Challenge =>
Give these lines again, switching every "list-item" to "bullet-item" and leaving everything else unchanged.

Extracted data =>
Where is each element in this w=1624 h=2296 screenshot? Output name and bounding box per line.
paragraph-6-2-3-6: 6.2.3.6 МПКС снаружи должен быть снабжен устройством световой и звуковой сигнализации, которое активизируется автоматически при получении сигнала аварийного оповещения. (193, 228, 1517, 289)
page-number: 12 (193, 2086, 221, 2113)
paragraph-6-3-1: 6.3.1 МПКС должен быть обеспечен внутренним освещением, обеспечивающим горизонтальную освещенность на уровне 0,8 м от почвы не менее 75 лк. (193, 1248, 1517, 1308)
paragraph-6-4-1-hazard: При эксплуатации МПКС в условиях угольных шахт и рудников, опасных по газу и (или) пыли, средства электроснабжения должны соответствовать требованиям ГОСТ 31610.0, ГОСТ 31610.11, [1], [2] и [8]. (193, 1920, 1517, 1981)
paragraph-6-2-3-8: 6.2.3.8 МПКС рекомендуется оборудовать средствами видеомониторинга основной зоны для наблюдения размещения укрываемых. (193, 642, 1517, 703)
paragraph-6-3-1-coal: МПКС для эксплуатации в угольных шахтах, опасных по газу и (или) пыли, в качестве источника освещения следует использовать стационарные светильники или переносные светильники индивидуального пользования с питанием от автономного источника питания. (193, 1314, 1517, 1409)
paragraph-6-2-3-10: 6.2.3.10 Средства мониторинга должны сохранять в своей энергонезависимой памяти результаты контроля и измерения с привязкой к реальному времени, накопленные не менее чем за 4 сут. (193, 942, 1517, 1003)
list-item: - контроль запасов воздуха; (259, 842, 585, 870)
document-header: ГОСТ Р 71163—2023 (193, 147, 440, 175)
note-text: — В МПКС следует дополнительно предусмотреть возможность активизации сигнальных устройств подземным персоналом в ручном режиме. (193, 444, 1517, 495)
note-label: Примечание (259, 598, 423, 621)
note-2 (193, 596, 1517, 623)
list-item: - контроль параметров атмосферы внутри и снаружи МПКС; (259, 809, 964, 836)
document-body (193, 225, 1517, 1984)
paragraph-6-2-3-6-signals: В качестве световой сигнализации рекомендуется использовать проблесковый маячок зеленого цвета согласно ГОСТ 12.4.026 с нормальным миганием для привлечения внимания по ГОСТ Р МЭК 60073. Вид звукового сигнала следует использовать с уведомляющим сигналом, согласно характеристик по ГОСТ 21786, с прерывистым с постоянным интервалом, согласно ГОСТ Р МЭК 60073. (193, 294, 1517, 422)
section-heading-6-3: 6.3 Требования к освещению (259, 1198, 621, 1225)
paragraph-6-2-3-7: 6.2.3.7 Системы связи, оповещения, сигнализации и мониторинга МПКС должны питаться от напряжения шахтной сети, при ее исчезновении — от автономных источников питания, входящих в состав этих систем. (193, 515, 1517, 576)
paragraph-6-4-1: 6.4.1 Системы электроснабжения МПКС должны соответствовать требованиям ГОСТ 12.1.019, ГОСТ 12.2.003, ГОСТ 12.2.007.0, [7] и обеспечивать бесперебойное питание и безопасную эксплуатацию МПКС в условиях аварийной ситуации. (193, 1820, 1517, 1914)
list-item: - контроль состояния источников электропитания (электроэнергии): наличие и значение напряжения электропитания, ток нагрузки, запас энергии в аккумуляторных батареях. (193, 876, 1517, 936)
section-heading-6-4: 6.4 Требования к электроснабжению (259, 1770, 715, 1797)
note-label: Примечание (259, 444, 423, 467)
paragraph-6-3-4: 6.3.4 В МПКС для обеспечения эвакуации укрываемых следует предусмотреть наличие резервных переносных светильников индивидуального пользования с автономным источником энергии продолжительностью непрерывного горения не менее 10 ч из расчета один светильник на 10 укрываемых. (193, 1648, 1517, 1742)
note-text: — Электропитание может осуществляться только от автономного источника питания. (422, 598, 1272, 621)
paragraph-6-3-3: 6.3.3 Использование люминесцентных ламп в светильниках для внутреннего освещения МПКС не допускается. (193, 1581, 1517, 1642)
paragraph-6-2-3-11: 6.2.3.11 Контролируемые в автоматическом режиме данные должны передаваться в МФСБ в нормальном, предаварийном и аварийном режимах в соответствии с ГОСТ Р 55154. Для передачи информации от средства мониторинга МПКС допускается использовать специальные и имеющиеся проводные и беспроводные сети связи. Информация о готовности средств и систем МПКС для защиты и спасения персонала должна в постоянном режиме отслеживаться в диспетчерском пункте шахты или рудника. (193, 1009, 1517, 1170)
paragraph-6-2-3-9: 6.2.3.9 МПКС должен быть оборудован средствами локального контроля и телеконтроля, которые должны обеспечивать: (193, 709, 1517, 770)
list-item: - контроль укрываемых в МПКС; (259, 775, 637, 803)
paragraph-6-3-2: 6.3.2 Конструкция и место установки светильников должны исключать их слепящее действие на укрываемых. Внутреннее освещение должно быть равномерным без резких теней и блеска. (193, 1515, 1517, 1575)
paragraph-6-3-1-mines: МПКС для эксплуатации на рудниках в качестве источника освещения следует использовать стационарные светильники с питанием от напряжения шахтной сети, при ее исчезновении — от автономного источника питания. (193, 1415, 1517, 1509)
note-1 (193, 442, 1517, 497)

Problem solution =>
Where is each element in this w=1624 h=2296 screenshot? Output name and bounding box per line.
paragraph-6-2-3-6: 6.2.3.6 МПКС снаружи должен быть снабжен устройством световой и звуковой сигнализации, которое активизируется автоматически при получении сигнала аварийного оповещения. (193, 228, 1517, 289)
page-number: 12 (193, 2086, 221, 2113)
paragraph-6-3-1: 6.3.1 МПКС должен быть обеспечен внутренним освещением, обеспечивающим горизонтальную освещенность на уровне 0,8 м от почвы не менее 75 лк. (193, 1248, 1517, 1308)
paragraph-6-4-1-hazard: При эксплуатации МПКС в условиях угольных шахт и рудников, опасных по газу и (или) пыли, средства электроснабжения должны соответствовать требованиям ГОСТ 31610.0, ГОСТ 31610.11, [1], [2] и [8]. (193, 1920, 1517, 1981)
paragraph-6-2-3-8: 6.2.3.8 МПКС рекомендуется оборудовать средствами видеомониторинга основной зоны для наблюдения размещения укрываемых. (193, 642, 1517, 703)
paragraph-6-3-1-coal: МПКС для эксплуатации в угольных шахтах, опасных по газу и (или) пыли, в качестве источника освещения следует использовать стационарные светильники или переносные светильники индивидуального пользования с питанием от автономного источника питания. (193, 1314, 1517, 1409)
paragraph-6-2-3-10: 6.2.3.10 Средства мониторинга должны сохранять в своей энергонезависимой памяти результаты контроля и измерения с привязкой к реальному времени, накопленные не менее чем за 4 сут. (193, 942, 1517, 1003)
bullet-item: - контроль запасов воздуха; (259, 842, 585, 870)
document-header: ГОСТ Р 71163—2023 (193, 147, 440, 175)
note-text: — В МПКС следует дополнительно предусмотреть возможность активизации сигнальных устройств подземным персоналом в ручном режиме. (193, 444, 1517, 495)
note-label: Примечание (259, 598, 423, 621)
note-2 (193, 596, 1517, 623)
bullet-item: - контроль параметров атмосферы внутри и снаружи МПКС; (259, 809, 964, 836)
document-body (193, 225, 1517, 1984)
paragraph-6-2-3-6-signals: В качестве световой сигнализации рекомендуется использовать проблесковый маячок зеленого цвета согласно ГОСТ 12.4.026 с нормальным миганием для привлечения внимания по ГОСТ Р МЭК 60073. Вид звукового сигнала следует использовать с уведомляющим сигналом, согласно характеристик по ГОСТ 21786, с прерывистым с постоянным интервалом, согласно ГОСТ Р МЭК 60073. (193, 294, 1517, 422)
section-heading-6-3: 6.3 Требования к освещению (259, 1198, 621, 1225)
paragraph-6-2-3-7: 6.2.3.7 Системы связи, оповещения, сигнализации и мониторинга МПКС должны питаться от напряжения шахтной сети, при ее исчезновении — от автономных источников питания, входящих в состав этих систем. (193, 515, 1517, 576)
paragraph-6-4-1: 6.4.1 Системы электроснабжения МПКС должны соответствовать требованиям ГОСТ 12.1.019, ГОСТ 12.2.003, ГОСТ 12.2.007.0, [7] и обеспечивать бесперебойное питание и безопасную эксплуатацию МПКС в условиях аварийной ситуации. (193, 1820, 1517, 1914)
bullet-item: - контроль состояния источников электропитания (электроэнергии): наличие и значение напряжения электропитания, ток нагрузки, запас энергии в аккумуляторных батареях. (193, 876, 1517, 936)
section-heading-6-4: 6.4 Требования к электроснабжению (259, 1770, 715, 1797)
note-label: Примечание (259, 444, 423, 467)
paragraph-6-3-4: 6.3.4 В МПКС для обеспечения эвакуации укрываемых следует предусмотреть наличие резервных переносных светильников индивидуального пользования с автономным источником энергии продолжительностью непрерывного горения не менее 10 ч из расчета один светильник на 10 укрываемых. (193, 1648, 1517, 1742)
note-text: — Электропитание может осуществляться только от автономного источника питания. (422, 598, 1272, 621)
paragraph-6-3-3: 6.3.3 Использование люминесцентных ламп в светильниках для внутреннего освещения МПКС не допускается. (193, 1581, 1517, 1642)
paragraph-6-2-3-11: 6.2.3.11 Контролируемые в автоматическом режиме данные должны передаваться в МФСБ в нормальном, предаварийном и аварийном режимах в соответствии с ГОСТ Р 55154. Для передачи информации от средства мониторинга МПКС допускается использовать специальные и имеющиеся проводные и беспроводные сети связи. Информация о готовности средств и систем МПКС для защиты и спасения персонала должна в постоянном режиме отслеживаться в диспетчерском пункте шахты или рудника. (193, 1009, 1517, 1170)
paragraph-6-2-3-9: 6.2.3.9 МПКС должен быть оборудован средствами локального контроля и телеконтроля, которые должны обеспечивать: (193, 709, 1517, 770)
bullet-item: - контроль укрываемых в МПКС; (259, 775, 637, 803)
paragraph-6-3-2: 6.3.2 Конструкция и место установки светильников должны исключать их слепящее действие на укрываемых. Внутреннее освещение должно быть равномерным без резких теней и блеска. (193, 1515, 1517, 1575)
paragraph-6-3-1-mines: МПКС для эксплуатации на рудниках в качестве источника освещения следует использовать стационарные светильники с питанием от напряжения шахтной сети, при ее исчезновении — от автономного источника питания. (193, 1415, 1517, 1509)
note-1 (193, 442, 1517, 497)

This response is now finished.